EXERCISE DESCRIPTION>
From the entries below, copy every line holding the word "Gutters".

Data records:
..........
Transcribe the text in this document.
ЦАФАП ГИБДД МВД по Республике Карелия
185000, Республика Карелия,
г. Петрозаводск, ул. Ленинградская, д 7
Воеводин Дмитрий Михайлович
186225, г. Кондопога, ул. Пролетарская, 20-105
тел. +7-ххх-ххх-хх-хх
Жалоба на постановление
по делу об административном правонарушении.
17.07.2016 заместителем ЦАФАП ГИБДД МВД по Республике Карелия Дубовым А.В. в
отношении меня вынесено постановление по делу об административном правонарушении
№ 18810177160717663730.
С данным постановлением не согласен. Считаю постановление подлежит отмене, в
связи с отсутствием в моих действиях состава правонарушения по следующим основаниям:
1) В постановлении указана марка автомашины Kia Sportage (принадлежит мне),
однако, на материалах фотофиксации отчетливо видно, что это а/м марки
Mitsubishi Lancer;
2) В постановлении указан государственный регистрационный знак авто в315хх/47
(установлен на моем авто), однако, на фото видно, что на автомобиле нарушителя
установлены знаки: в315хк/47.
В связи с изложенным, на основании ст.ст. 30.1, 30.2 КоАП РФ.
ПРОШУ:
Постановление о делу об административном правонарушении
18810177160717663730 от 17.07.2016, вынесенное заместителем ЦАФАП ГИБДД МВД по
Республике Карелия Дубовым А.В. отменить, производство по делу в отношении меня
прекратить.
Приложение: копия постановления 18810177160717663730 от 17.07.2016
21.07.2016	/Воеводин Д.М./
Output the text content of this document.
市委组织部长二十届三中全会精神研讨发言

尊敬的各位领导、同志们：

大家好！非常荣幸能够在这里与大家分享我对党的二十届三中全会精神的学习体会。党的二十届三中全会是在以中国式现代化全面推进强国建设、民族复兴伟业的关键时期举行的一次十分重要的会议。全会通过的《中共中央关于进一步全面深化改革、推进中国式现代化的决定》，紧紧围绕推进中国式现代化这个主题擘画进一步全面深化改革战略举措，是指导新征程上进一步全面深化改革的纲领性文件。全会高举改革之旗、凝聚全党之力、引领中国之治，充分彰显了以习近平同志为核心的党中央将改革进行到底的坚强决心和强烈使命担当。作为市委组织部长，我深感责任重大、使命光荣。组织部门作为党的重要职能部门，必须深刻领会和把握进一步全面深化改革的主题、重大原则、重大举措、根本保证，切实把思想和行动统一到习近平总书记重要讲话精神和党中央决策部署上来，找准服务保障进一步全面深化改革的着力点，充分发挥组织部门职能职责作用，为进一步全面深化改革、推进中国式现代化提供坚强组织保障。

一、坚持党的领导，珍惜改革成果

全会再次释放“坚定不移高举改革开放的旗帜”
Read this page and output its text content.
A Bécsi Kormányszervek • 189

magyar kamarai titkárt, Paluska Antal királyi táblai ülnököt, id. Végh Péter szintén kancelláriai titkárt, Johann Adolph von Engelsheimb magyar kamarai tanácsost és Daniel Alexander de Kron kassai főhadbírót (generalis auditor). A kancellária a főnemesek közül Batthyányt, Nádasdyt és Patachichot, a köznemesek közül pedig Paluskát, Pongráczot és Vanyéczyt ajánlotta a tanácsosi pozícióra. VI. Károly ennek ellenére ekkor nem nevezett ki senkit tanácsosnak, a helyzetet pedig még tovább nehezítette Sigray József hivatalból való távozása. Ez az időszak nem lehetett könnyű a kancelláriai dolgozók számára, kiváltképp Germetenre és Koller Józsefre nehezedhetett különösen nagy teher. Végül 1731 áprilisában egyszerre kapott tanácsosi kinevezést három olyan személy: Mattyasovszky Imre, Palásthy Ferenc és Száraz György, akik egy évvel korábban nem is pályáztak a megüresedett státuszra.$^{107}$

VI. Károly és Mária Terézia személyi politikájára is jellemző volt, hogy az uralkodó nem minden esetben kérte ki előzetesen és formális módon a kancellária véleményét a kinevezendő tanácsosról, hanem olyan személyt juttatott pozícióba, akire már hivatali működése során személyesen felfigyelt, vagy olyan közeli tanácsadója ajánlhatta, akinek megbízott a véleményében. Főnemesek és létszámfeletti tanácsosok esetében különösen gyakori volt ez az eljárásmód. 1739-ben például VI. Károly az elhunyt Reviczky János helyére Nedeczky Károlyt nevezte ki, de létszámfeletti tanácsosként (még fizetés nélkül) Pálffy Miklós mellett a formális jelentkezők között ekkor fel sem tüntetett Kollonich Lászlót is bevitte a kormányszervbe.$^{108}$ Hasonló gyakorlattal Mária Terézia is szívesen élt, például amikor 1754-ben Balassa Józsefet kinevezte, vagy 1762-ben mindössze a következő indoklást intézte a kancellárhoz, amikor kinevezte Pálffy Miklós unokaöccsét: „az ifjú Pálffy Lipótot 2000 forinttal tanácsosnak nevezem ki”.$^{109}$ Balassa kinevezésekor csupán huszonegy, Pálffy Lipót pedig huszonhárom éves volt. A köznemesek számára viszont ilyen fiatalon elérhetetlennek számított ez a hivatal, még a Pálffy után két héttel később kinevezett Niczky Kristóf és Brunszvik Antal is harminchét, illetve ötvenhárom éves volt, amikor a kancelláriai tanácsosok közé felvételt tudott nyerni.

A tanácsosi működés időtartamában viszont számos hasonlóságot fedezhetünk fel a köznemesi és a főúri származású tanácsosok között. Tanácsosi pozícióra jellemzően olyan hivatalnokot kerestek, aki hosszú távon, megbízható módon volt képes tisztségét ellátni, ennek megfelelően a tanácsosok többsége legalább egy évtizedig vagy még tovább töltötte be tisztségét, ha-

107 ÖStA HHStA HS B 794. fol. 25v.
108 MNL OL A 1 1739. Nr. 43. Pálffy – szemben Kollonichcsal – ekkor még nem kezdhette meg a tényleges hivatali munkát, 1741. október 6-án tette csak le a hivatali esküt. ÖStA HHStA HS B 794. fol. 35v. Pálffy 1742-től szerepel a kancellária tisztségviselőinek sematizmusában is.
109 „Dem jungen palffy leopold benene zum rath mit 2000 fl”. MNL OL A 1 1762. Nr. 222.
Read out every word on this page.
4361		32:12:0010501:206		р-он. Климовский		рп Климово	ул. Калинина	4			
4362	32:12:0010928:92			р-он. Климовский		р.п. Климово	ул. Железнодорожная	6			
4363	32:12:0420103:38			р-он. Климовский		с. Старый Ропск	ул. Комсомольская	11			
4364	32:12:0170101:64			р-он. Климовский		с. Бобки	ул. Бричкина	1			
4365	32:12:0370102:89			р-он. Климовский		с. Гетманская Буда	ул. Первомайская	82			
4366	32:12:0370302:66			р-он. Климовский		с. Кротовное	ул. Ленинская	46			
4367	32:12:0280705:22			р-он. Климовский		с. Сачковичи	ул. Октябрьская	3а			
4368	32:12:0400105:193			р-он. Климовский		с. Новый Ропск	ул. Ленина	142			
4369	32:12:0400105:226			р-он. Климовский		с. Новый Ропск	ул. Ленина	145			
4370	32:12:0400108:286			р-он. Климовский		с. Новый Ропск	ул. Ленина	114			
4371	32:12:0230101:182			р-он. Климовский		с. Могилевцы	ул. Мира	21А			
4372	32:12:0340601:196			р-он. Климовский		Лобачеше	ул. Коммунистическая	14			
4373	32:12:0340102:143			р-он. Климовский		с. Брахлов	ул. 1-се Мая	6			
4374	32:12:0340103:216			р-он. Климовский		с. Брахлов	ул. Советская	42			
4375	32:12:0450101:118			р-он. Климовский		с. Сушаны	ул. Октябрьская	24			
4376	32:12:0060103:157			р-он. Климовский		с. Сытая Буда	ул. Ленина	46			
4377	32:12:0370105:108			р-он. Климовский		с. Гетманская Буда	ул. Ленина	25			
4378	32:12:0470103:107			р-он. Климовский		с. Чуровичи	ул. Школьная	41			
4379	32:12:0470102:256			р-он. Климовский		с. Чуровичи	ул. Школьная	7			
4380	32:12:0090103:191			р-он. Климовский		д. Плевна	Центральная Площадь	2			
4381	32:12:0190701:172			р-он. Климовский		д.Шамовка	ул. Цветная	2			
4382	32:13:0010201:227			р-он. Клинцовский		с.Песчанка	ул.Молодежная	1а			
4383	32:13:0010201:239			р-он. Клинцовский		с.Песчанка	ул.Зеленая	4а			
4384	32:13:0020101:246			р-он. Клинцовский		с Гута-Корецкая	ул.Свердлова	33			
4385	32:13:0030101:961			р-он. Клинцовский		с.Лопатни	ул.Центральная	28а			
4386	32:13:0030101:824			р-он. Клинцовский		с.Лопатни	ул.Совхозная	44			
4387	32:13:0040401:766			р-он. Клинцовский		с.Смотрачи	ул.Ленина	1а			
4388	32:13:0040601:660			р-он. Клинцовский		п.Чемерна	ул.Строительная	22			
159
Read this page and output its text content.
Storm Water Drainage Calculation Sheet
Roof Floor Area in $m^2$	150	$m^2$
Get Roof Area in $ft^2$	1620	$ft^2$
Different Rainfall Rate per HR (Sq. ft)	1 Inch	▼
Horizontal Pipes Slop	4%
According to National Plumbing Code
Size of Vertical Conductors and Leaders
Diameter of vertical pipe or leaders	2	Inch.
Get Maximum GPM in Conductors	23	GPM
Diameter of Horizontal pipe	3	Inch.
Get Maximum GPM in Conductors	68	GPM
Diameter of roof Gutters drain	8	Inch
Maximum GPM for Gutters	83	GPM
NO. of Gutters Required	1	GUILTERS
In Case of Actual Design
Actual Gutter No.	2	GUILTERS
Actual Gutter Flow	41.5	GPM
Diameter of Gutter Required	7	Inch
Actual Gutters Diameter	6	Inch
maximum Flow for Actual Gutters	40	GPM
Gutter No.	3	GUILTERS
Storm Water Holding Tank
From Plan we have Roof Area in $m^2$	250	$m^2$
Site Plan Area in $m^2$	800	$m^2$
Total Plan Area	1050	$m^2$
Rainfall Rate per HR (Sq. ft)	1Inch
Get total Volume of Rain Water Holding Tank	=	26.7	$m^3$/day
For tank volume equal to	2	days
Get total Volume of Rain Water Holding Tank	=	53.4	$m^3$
..........
SOLUTION FOR THIS TASK>
Diameter of roof Gutters drain	8	Inch
Maximum GPM for Gutters	83	GPM
NO. of Gutters Required	1	GUILTERS
Actual Gutters Diameter	6	Inch
maximum Flow for Actual Gutters	40	GPM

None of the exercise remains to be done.